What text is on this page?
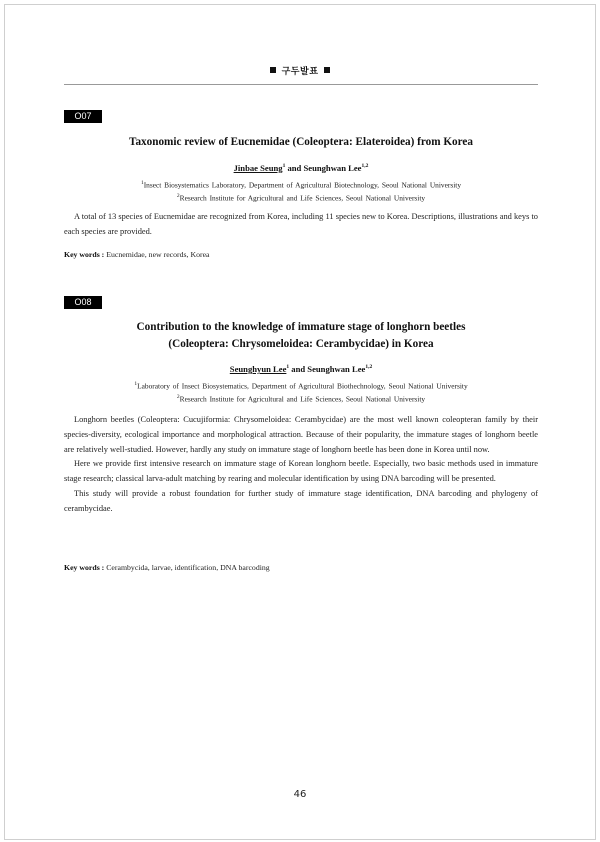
구두발표
O07
Taxonomic review of Eucnemidae (Coleoptera: Elateroidea) from Korea
Jinbae Seung$^1$ and Seunghwan Lee$^{1,2}$
$^1$Insect Biosystematics Laboratory, Department of Agricultural Biotechnology, Seoul National University
$^2$Research Institute for Agricultural and Life Sciences, Seoul National University

A total of 13 species of Eucnemidae are recognized from Korea, including 11 species new to Korea. Descriptions, illustrations and keys to each species are provided.

Key words : Eucnemidae, new records, Korea
O08
Contribution to the knowledge of immature stage of longhorn beetles
(Coleoptera: Chrysomeloidea: Cerambycidae) in Korea
Seunghyun Lee$^1$ and Seunghwan Lee$^{1,2}$
$^1$Laboratory of Insect Biosystematics, Department of Agricultural Biothechnology, Seoul National University
$^2$Research Institute for Agricultural and Life Sciences, Seoul National University

Longhorn beetles (Coleoptera: Cucujiformia: Chrysomeloidea: Cerambycidae) are the most well known coleopteran family by their species-diversity, ecological importance and morphological attraction. Because of their popularity, the immature stages of longhorn beetle are relatively well-studied. However, hardly any study on immature stage of longhorn beetle has been done in Korea until now.

Here we provide first intensive research on immature stage of Korean longhorn beetle. Especially, two basic methods used in immature stage research; classical larva-adult matching by rearing and molecular identification by using DNA barcoding will be presented.

This study will provide a robust foundation for further study of immature stage identification, DNA barcoding and phylogeny of cerambycidae.

Key words : Cerambycida, larvae, identification, DNA barcoding
46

**What you will do**.
Locate the lines above that hold the word "Seunghwan". Show every one of them.

**Solution to the exercise**.
Jinbae Seung$^1$ and Seunghwan Lee$^{1,2}$
Seunghyun Lee$^1$ and Seunghwan Lee$^{1,2}$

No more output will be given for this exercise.